▶ **Source records**:
========================================================================
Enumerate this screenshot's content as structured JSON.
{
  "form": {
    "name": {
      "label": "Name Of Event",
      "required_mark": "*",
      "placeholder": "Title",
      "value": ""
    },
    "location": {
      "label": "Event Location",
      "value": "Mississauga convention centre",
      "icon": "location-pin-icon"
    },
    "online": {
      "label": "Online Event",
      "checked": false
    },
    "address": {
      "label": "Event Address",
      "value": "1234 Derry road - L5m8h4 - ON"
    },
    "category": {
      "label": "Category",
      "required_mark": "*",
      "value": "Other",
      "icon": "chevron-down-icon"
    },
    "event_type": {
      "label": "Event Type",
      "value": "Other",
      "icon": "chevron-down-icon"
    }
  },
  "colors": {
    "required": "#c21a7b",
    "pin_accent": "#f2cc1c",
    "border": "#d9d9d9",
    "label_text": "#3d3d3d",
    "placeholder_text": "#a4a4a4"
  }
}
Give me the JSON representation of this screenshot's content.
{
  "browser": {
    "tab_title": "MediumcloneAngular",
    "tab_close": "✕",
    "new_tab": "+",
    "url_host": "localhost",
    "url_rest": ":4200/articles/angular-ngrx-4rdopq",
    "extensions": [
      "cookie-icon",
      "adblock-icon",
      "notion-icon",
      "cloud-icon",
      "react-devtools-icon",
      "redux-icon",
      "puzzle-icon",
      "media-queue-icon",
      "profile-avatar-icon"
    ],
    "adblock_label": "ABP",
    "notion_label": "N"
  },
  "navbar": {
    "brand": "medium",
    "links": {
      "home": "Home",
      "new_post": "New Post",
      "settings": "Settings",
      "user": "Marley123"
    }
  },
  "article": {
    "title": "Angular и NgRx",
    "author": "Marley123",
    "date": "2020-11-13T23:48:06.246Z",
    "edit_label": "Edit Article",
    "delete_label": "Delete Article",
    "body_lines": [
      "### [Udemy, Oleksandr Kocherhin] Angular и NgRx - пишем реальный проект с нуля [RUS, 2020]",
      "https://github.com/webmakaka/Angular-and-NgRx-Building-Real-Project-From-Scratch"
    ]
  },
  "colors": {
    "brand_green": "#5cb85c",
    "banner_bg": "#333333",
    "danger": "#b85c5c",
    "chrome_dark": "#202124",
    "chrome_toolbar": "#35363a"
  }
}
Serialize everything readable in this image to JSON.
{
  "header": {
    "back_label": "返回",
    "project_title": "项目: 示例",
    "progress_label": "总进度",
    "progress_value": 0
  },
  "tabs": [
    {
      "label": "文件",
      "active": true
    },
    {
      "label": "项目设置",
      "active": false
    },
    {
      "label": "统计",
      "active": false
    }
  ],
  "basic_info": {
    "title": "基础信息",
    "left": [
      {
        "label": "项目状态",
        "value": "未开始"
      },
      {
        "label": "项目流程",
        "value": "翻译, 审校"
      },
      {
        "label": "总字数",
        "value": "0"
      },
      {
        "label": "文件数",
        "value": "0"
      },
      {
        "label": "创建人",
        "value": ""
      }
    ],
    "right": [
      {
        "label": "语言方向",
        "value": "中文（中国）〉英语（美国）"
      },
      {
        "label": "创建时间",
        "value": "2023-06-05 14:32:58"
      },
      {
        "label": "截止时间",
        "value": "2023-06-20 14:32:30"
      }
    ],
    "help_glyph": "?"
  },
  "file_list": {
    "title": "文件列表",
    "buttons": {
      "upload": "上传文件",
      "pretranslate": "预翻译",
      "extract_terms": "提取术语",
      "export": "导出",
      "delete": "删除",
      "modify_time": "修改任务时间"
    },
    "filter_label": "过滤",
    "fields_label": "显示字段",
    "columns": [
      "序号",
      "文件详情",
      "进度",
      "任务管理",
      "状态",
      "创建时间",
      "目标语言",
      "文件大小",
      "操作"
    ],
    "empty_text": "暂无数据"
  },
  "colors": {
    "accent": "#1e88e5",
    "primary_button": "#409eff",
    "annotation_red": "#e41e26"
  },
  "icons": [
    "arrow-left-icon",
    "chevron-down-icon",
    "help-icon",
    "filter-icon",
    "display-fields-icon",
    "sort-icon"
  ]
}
========================================================================
▶ **Problem**: Every record should be given again exactly.

▶ **Response below**:
Enumerate this screenshot's content as structured JSON.
{
  "form": {
    "name": {
      "label": "Name Of Event",
      "required_mark": "*",
      "placeholder": "Title",
      "value": ""
    },
    "location": {
      "label": "Event Location",
      "value": "Mississauga convention centre",
      "icon": "location-pin-icon"
    },
    "online": {
      "label": "Online Event",
      "checked": false
    },
    "address": {
      "label": "Event Address",
      "value": "1234 Derry road - L5m8h4 - ON"
    },
    "category": {
      "label": "Category",
      "required_mark": "*",
      "value": "Other",
      "icon": "chevron-down-icon"
    },
    "event_type": {
      "label": "Event Type",
      "value": "Other",
      "icon": "chevron-down-icon"
    }
  },
  "colors": {
    "required": "#c21a7b",
    "pin_accent": "#f2cc1c",
    "border": "#d9d9d9",
    "label_text": "#3d3d3d",
    "placeholder_text": "#a4a4a4"
  }
}
Give me the JSON representation of this screenshot's content.
{
  "browser": {
    "tab_title": "MediumcloneAngular",
    "tab_close": "✕",
    "new_tab": "+",
    "url_host": "localhost",
    "url_rest": ":4200/articles/angular-ngrx-4rdopq",
    "extensions": [
      "cookie-icon",
      "adblock-icon",
      "notion-icon",
      "cloud-icon",
      "react-devtools-icon",
      "redux-icon",
      "puzzle-icon",
      "media-queue-icon",
      "profile-avatar-icon"
    ],
    "adblock_label": "ABP",
    "notion_label": "N"
  },
  "navbar": {
    "brand": "medium",
    "links": {
      "home": "Home",
      "new_post": "New Post",
      "settings": "Settings",
      "user": "Marley123"
    }
  },
  "article": {
    "title": "Angular и NgRx",
    "author": "Marley123",
    "date": "2020-11-13T23:48:06.246Z",
    "edit_label": "Edit Article",
    "delete_label": "Delete Article",
    "body_lines": [
      "### [Udemy, Oleksandr Kocherhin] Angular и NgRx - пишем реальный проект с нуля [RUS, 2020]",
      "https://github.com/webmakaka/Angular-and-NgRx-Building-Real-Project-From-Scratch"
    ]
  },
  "colors": {
    "brand_green": "#5cb85c",
    "banner_bg": "#333333",
    "danger": "#b85c5c",
    "chrome_dark": "#202124",
    "chrome_toolbar": "#35363a"
  }
}
Serialize everything readable in this image to JSON.
{
  "header": {
    "back_label": "返回",
    "project_title": "项目: 示例",
    "progress_label": "总进度",
    "progress_value": 0
  },
  "tabs": [
    {
      "label": "文件",
      "active": true
    },
    {
      "label": "项目设置",
      "active": false
    },
    {
      "label": "统计",
      "active": false
    }
  ],
  "basic_info": {
    "title": "基础信息",
    "left": [
      {
        "label": "项目状态",
        "value": "未开始"
      },
      {
        "label": "项目流程",
        "value": "翻译, 审校"
      },
      {
        "label": "总字数",
        "value": "0"
      },
      {
        "label": "文件数",
        "value": "0"
      },
      {
        "label": "创建人",
        "value": ""
      }
    ],
    "right": [
      {
        "label": "语言方向",
        "value": "中文（中国）〉英语（美国）"
      },
      {
        "label": "创建时间",
        "value": "2023-06-05 14:32:58"
      },
      {
        "label": "截止时间",
        "value": "2023-06-20 14:32:30"
      }
    ],
    "help_glyph": "?"
  },
  "file_list": {
    "title": "文件列表",
    "buttons": {
      "upload": "上传文件",
      "pretranslate": "预翻译",
      "extract_terms": "提取术语",
      "export": "导出",
      "delete": "删除",
      "modify_time": "修改任务时间"
    },
    "filter_label": "过滤",
    "fields_label": "显示字段",
    "columns": [
      "序号",
      "文件详情",
      "进度",
      "任务管理",
      "状态",
      "创建时间",
      "目标语言",
      "文件大小",
      "操作"
    ],
    "empty_text": "暂无数据"
  },
  "colors": {
    "accent": "#1e88e5",
    "primary_button": "#409eff",
    "annotation_red": "#e41e26"
  },
  "icons": [
    "arrow-left-icon",
    "chevron-down-icon",
    "help-icon",
    "filter-icon",
    "display-fields-icon",
    "sort-icon"
  ]
}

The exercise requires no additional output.